▸ Information given:
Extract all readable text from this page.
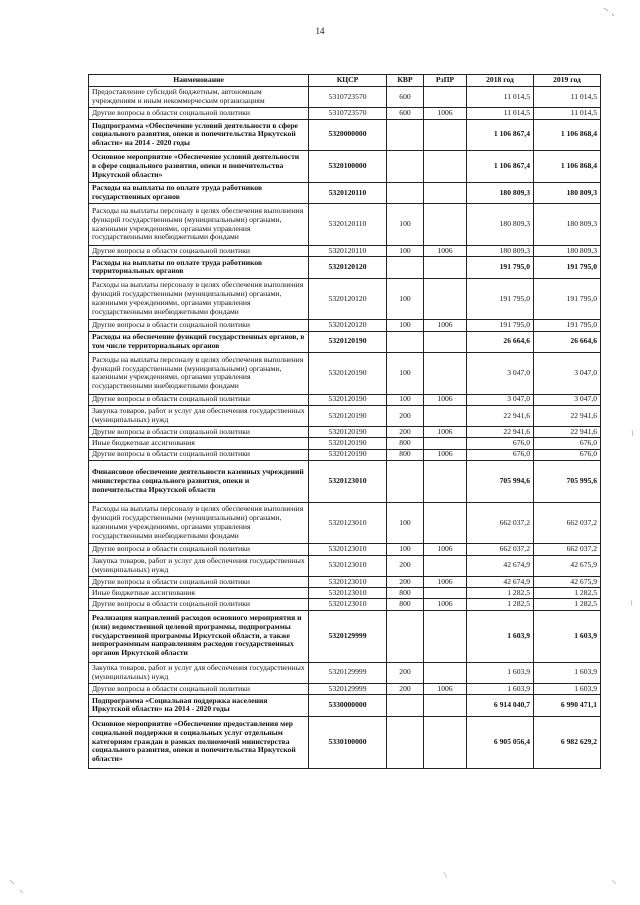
14
Наименование	КЦСР	КВР	РзПР	2018 год	2019 год
Предоставление субсидий бюджетным, автономным учреждениям и иным некоммерческим организациям	5310723570	600		11 014,5	11 014,5
Другие вопросы в области социальной политики	5310723570	600	1006	11 014,5	11 014,5
Подпрограмма «Обеспечение условий деятельности в сфере социального развития, опеки и попечительства Иркутской области» на 2014 - 2020 годы	5320000000			1 106 867,4	1 106 868,4
Основное мероприятие «Обеспечение условий деятельности в сфере социального развития, опеки и попечительства Иркутской области»	5320100000			1 106 867,4	1 106 868,4
Расходы на выплаты по оплате труда работников государственных органов	5320120110			180 809,3	180 809,3
Расходы на выплаты персоналу в целях обеспечения выполнения функций государственными (муниципальными) органами, казенными учреждениями, органами управления государственными внебюджетными фондами	5320120110	100		180 809,3	180 809,3
Другие вопросы в области социальной политики	5320120110	100	1006	180 809,3	180 809,3
Расходы на выплаты по оплате труда работников территориальных органов	5320120120			191 795,0	191 795,0
Расходы на выплаты персоналу в целях обеспечения выполнения функций государственными (муниципальными) органами, казенными учреждениями, органами управления государственными внебюджетными фондами	5320120120	100		191 795,0	191 795,0
Другие вопросы в области социальной политики	5320120120	100	1006	191 795,0	191 795,0
Расходы на обеспечение функций государственных органов, в том числе территориальных органов	5320120190			26 664,6	26 664,6
Расходы на выплаты персоналу в целях обеспечения выполнения функций государственными (муниципальными) органами, казенными учреждениями, органами управления государственными внебюджетными фондами	5320120190	100		3 047,0	3 047,0
Другие вопросы в области социальной политики	5320120190	100	1006	3 047,0	3 047,0
Закупка товаров, работ и услуг для обеспечения государственных (муниципальных) нужд	5320120190	200		22 941,6	22 941,6
Другие вопросы в области социальной политики	5320120190	200	1006	22 941,6	22 941,6
Иные бюджетные ассигнования	5320120190	800		676,0	676,0
Другие вопросы в области социальной политики	5320120190	800	1006	676,0	676,0
Финансовое обеспечение деятельности казенных учреждений министерства социального развития, опеки и попечительства Иркутской области	5320123010			705 994,6	705 995,6
Расходы на выплаты персоналу в целях обеспечения выполнения функций государственными (муниципальными) органами, казенными учреждениями, органами управления государственными внебюджетными фондами	5320123010	100		662 037,2	662 037,2
Другие вопросы в области социальной политики	5320123010	100	1006	662 037,2	662 037,2
Закупка товаров, работ и услуг для обеспечения государственных (муниципальных) нужд	5320123010	200		42 674,9	42 675,9
Другие вопросы в области социальной политики	5320123010	200	1006	42 674,9	42 675,9
Иные бюджетные ассигнования	5320123010	800		1 282,5	1 282,5
Другие вопросы в области социальной политики	5320123010	800	1006	1 282,5	1 282,5
Реализация направлений расходов основного мероприятия и (или) ведомственной целевой программы, подпрограммы государственной программы Иркутской области, а также непрограммным направлениям расходов государственных органов Иркутской области	5320129999			1 603,9	1 603,9
Закупка товаров, работ и услуг для обеспечения государственных (муниципальных) нужд	5320129999	200		1 603,9	1 603,9
Другие вопросы в области социальной политики	5320129999	200	1006	1 603,9	1 603,9
Подпрограмма «Социальная поддержка населения Иркутской области» на 2014 - 2020 годы	5330000000			6 914 040,7	6 990 471,1
Основное мероприятие «Обеспечение предоставления мер социальной поддержки и социальных услуг отдельным категориям граждан в рамках полномочий министерства социального развития, опеки и попечительства Иркутской области»	5330100000			6 905 056,4	6 982 629,2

▸ The request:
Working from the material above, state how many lines contain "выполнения"; give only the number.

▸ Task output:
4